EXERCISE REQUIREMENTS: Pick out every row below that contains the string "informace", and copy each of those rows in full.

SUPPLIED DATA:
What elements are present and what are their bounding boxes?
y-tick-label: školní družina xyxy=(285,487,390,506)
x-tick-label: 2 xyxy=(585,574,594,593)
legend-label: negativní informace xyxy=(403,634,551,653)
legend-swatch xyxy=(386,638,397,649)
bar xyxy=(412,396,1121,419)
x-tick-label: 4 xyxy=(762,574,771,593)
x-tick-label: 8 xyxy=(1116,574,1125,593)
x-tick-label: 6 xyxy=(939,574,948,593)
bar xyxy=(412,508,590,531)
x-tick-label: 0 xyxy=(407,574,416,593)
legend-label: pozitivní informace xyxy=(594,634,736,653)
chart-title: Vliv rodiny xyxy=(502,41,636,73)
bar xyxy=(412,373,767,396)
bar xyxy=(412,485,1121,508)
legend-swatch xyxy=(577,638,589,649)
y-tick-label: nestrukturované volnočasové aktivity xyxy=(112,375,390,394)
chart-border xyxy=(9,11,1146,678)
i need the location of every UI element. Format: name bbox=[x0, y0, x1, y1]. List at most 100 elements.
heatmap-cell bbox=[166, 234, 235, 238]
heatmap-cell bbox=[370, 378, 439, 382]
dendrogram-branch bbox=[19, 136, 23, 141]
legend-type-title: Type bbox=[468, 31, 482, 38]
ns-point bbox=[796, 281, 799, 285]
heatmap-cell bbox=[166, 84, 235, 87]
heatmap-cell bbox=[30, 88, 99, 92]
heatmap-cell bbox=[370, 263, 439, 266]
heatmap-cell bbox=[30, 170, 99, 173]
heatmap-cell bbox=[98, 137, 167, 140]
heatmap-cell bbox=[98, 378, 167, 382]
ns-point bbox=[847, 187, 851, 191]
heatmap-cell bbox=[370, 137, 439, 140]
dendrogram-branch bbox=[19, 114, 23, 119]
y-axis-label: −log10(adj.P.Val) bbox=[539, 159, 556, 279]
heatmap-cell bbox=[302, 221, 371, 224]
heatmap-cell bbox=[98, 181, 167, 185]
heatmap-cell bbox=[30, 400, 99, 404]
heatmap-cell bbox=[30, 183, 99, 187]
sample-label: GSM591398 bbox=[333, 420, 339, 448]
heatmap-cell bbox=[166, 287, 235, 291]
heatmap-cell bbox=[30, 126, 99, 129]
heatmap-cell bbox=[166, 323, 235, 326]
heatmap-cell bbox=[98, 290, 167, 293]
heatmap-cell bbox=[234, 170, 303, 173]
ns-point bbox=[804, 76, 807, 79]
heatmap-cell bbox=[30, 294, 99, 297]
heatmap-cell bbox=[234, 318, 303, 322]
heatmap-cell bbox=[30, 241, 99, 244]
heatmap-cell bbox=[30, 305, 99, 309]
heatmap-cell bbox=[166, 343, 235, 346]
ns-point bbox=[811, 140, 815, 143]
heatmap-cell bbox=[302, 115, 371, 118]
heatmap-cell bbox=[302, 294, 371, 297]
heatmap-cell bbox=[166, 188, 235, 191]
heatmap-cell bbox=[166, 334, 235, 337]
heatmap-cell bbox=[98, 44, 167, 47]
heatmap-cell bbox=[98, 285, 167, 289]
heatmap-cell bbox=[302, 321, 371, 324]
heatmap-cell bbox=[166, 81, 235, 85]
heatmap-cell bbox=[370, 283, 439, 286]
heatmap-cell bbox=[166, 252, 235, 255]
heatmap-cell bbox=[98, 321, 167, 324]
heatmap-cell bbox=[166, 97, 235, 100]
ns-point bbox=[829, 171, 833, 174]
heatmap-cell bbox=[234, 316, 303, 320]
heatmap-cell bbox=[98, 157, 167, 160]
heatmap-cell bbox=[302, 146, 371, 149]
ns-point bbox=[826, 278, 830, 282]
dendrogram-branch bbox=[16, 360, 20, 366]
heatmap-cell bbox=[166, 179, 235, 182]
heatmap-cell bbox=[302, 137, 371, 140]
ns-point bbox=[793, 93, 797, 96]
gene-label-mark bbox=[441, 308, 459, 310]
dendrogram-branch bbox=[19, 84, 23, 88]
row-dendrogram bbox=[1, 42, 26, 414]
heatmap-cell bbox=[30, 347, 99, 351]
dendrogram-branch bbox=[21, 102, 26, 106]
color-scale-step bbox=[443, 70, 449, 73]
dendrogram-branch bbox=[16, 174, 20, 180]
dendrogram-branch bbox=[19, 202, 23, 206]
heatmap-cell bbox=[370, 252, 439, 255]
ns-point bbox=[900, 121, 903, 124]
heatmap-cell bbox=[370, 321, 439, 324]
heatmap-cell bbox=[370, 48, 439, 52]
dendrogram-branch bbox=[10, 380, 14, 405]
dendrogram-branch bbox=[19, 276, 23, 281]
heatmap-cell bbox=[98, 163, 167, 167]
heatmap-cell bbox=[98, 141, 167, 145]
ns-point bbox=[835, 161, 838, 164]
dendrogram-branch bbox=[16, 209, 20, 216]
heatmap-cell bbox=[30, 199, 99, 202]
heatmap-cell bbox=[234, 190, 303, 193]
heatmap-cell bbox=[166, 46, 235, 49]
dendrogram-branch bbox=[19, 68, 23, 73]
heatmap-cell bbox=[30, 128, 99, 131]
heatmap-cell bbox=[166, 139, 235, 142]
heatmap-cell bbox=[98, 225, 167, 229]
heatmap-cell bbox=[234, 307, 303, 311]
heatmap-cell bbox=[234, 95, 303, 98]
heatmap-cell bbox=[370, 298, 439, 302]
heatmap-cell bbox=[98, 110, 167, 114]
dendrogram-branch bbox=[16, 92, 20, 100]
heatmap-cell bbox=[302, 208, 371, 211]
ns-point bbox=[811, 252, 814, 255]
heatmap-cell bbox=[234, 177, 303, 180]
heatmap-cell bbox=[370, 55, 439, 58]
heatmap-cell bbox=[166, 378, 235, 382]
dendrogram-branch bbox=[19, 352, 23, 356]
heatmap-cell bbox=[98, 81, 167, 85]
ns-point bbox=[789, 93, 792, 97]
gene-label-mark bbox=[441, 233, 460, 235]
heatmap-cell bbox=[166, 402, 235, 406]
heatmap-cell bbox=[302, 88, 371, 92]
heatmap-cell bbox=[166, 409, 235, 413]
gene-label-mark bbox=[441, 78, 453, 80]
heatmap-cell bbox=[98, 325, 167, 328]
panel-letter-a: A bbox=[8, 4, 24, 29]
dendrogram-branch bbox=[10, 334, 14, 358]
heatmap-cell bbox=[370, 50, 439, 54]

ANSWER TO THIS TASK:
legend-label: negativní informace xyxy=(403,634,551,653)
legend-label: pozitivní informace xyxy=(594,634,736,653)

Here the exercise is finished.